Salve consagrados leitores do Dungeon Geek!
Todos sabemos que grandes companhias de jogos eletrônicos fazem suas próprias apresentações fora da E3, que é a maior atração de jogos para consoles e PC. Uma das maiores empresas do setor, a Blizzard, faz a Blizzcon desde 2005. Sempre apresenta novos jogos, expansões e modos de entretenimento. Além de contar com cosplayers vestidos com personagens icônicos de seus jogos e folclore. E como é uma festa sempre termina com uma apresentação de grandes bandas como Foo Fighters ou Metallica. E estamos falando de algo que mais de 35.000 pessoas vão!
Este ano não foi diferente. Casa cheia no centro de convenções em Anaheim na Califórnia, para saber das novidades dos jogos de PC da Blizzard. Mais de 35 mil aficionados pelo universo de jogos de PC chegaram para saber das novidades.
Entre as novidades, tivemos a remasterização do Warcraft 3: Reign of Chaos e sua expansão The Frozen Throne – esperado para 2019. Também tivemos a adição de um novo personagem, a Ashe para Overwatch e outros detalhes para jogos da Blizzard, como Hearthstone.
□ □ □ □ □ □ □
OBJETIVO 1 :: Como você resumiria em duas frases o texto sobre a Blizzcon?
OBJETIVO 2 :: Você pode reescrever em forma de lista o parágrafo do texto sobre a Blizzcon que começa com "Entre as novidades", mantendo seus fatos principais?
O material abaixo provém de outra fonte.

REGISTROS ARMAZENADOS ::
□ □ □ □ □ □ □
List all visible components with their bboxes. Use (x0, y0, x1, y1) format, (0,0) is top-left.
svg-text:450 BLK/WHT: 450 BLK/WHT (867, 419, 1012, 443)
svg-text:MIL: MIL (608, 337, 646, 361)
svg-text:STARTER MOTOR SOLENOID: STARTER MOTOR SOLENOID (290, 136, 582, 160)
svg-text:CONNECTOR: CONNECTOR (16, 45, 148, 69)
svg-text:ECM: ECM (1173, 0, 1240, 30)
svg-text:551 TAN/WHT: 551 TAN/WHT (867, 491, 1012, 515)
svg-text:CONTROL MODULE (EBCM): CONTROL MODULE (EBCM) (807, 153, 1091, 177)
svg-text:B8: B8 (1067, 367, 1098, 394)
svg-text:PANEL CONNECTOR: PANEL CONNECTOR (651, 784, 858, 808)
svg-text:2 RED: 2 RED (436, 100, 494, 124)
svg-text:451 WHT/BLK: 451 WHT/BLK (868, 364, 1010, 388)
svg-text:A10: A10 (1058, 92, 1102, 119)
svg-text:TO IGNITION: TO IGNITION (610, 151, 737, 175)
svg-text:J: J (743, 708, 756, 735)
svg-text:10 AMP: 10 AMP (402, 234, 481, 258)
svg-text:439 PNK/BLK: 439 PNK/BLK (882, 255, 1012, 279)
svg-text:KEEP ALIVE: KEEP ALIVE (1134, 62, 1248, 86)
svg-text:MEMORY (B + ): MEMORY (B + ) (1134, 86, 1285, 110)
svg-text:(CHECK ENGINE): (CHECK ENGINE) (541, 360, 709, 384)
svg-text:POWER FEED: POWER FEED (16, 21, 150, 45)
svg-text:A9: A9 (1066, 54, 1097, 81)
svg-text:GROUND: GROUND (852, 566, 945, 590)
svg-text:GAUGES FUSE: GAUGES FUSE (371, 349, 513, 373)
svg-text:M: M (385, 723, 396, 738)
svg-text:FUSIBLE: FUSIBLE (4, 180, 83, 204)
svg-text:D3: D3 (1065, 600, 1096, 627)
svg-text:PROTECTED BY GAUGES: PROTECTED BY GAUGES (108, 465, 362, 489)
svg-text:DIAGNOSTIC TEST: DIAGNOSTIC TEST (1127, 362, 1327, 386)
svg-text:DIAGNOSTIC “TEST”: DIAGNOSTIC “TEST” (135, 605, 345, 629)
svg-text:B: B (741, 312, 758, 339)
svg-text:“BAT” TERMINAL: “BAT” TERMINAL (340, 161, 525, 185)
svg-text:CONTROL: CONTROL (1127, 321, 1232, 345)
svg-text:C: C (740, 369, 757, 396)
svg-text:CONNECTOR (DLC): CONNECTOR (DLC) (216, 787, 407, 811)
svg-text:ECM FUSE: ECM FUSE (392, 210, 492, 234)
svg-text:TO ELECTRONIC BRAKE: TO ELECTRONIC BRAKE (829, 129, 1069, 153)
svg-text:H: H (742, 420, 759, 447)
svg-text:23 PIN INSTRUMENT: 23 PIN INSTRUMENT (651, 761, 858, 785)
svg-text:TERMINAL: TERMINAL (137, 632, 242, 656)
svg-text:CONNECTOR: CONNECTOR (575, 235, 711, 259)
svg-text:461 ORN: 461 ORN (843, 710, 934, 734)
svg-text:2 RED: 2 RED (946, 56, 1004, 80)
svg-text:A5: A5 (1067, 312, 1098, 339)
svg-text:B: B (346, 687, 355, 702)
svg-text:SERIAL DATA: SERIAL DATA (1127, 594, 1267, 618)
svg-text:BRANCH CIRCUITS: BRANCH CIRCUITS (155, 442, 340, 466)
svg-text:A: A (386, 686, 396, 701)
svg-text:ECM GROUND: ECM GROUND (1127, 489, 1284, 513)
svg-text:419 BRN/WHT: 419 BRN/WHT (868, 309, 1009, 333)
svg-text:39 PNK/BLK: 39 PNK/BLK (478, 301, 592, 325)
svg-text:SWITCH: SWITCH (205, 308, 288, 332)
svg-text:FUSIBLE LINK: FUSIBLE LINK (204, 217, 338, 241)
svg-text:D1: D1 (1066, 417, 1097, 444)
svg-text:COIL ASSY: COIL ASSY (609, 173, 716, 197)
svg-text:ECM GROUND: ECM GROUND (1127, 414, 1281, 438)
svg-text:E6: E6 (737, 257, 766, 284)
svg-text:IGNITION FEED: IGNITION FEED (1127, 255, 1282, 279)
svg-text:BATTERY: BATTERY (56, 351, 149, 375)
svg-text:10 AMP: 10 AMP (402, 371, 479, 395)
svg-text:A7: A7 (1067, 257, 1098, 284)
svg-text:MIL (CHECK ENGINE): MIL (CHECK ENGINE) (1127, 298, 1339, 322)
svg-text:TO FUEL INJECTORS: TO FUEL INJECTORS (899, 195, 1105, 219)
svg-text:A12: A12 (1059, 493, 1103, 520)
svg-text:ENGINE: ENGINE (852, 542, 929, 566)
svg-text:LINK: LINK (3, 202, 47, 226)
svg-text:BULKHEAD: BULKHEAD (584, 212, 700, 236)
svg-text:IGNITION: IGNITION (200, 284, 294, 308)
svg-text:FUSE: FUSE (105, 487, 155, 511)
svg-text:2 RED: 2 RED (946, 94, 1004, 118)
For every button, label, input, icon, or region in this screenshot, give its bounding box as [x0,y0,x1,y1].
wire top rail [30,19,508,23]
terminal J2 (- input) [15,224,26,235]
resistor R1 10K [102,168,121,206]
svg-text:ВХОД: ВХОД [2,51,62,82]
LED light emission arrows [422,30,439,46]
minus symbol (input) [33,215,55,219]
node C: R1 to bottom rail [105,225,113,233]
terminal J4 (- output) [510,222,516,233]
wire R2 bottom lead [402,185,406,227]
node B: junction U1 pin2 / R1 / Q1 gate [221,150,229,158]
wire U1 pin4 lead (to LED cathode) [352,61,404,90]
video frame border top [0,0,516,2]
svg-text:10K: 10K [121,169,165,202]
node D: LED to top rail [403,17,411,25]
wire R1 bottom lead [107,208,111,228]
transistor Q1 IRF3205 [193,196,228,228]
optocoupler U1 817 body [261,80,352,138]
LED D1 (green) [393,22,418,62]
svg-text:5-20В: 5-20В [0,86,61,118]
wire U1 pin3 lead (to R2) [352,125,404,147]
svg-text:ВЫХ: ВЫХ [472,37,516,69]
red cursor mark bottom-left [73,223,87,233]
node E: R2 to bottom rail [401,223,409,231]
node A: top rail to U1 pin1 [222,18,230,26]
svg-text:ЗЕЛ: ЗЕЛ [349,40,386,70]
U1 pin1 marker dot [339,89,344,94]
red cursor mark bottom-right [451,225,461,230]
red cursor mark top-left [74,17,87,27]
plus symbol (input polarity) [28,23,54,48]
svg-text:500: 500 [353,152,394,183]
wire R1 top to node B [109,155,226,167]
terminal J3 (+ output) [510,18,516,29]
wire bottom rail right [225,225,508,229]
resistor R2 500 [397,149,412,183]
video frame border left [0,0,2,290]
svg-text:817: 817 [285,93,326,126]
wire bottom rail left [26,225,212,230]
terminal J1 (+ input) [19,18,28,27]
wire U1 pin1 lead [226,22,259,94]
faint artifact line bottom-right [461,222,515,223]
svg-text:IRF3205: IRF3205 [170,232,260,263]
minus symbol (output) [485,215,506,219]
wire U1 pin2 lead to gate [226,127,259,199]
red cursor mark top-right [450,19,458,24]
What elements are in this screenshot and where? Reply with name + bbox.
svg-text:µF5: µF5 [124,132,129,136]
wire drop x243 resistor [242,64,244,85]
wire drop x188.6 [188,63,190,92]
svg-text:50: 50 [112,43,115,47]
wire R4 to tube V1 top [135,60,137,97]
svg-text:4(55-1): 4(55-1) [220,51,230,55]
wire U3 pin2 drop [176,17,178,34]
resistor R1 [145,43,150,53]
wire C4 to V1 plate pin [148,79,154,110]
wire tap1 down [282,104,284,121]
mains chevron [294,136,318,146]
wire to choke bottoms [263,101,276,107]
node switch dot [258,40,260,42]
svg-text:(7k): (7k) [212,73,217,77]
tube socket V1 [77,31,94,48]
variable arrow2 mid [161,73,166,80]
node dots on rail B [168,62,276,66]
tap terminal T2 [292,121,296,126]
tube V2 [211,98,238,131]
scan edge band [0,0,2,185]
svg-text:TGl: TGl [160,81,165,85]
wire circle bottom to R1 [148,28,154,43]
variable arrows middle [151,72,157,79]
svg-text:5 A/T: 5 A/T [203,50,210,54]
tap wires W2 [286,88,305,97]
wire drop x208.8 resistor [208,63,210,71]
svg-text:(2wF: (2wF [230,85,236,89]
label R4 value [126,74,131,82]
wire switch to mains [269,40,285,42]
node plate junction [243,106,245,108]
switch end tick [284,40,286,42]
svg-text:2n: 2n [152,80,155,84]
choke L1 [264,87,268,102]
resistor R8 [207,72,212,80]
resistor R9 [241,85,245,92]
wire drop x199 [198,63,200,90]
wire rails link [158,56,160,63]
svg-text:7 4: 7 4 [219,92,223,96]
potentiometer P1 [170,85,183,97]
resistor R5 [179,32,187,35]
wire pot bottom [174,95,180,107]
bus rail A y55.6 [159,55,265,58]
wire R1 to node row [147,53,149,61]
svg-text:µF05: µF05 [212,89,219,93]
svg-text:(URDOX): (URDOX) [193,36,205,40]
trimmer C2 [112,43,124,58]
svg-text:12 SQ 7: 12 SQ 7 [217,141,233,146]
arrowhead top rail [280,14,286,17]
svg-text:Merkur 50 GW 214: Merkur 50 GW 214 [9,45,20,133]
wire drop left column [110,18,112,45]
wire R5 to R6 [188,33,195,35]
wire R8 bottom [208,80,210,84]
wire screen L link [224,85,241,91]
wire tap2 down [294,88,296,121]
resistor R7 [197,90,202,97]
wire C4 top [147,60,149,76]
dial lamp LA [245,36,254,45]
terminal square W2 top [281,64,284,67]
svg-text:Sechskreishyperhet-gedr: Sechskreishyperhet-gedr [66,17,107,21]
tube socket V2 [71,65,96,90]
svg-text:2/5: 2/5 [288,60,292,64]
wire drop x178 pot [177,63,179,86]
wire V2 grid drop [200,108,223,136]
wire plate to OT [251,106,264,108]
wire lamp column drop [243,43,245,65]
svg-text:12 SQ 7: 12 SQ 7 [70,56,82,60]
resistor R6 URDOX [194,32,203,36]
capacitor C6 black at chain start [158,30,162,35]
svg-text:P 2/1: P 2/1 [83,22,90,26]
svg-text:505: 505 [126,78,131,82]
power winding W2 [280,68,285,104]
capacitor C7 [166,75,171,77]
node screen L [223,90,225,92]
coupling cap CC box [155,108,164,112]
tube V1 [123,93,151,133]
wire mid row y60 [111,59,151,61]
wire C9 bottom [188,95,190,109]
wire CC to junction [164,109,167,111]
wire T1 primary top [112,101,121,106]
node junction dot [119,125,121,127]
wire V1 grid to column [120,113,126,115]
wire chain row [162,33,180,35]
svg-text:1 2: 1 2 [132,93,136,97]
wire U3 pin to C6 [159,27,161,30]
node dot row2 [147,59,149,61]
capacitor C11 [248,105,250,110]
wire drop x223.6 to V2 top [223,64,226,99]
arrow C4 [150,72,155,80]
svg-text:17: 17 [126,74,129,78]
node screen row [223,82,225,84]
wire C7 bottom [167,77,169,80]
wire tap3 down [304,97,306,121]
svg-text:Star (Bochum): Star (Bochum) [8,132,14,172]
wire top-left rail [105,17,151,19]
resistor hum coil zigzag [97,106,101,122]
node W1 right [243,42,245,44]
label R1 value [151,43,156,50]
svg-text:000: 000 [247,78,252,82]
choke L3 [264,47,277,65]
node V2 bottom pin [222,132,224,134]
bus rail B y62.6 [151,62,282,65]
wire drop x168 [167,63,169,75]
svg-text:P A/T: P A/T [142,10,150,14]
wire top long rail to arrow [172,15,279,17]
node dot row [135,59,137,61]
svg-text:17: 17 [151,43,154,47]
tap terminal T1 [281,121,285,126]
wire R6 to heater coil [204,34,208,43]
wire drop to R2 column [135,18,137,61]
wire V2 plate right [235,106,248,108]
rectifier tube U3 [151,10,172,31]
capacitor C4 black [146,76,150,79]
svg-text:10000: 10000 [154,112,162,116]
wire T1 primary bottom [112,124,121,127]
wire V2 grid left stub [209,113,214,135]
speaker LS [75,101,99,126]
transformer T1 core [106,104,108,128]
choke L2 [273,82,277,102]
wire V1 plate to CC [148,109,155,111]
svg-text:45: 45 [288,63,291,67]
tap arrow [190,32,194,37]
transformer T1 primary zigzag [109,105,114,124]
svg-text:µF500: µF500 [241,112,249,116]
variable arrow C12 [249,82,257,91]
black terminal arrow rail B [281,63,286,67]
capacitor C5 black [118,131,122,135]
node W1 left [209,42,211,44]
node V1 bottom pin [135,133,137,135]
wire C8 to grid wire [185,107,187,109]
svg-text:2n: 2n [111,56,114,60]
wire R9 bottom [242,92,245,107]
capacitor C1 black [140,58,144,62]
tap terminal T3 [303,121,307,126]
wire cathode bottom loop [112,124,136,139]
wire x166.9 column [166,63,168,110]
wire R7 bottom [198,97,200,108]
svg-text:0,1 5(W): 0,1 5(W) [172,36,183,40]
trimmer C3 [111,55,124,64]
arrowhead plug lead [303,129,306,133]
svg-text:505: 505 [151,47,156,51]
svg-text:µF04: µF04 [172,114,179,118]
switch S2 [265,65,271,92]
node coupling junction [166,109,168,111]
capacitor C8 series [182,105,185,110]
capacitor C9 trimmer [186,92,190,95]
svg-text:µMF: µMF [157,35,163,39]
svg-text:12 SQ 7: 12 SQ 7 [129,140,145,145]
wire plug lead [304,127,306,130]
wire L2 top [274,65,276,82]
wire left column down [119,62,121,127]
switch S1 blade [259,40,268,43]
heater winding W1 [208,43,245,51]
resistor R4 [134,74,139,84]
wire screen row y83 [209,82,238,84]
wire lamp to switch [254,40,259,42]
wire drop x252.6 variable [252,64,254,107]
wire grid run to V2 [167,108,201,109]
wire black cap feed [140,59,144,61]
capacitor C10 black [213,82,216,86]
□ □ □ □ □ □ □
RESPOSTA 1 :: Desde 2005 a Blizzard realiza a Blizzcon, evento próprio fora da E3 com novos jogos, expansões, cosplayers e shows de grandes bandas, que reúne mais de 35 mil pessoas. Neste ano, no centro de convenções em Anaheim, na Califórnia, foram anunciadas a remasterização de Warcraft 3: Reign of Chaos e de sua expansão The Frozen Throne, esperada para 2019, e a nova personagem Ashe para Overwatch, além de detalhes de outros jogos, como Hearthstone.

RESPOSTA 2 ::
Novidades da Blizzcon:
- Remasterização de Warcraft 3: Reign of Chaos e da expansão The Frozen Throne, esperada para 2019
- Nova personagem para Overwatch: Ashe
- Outros detalhes de jogos da Blizzard, como Hearthstone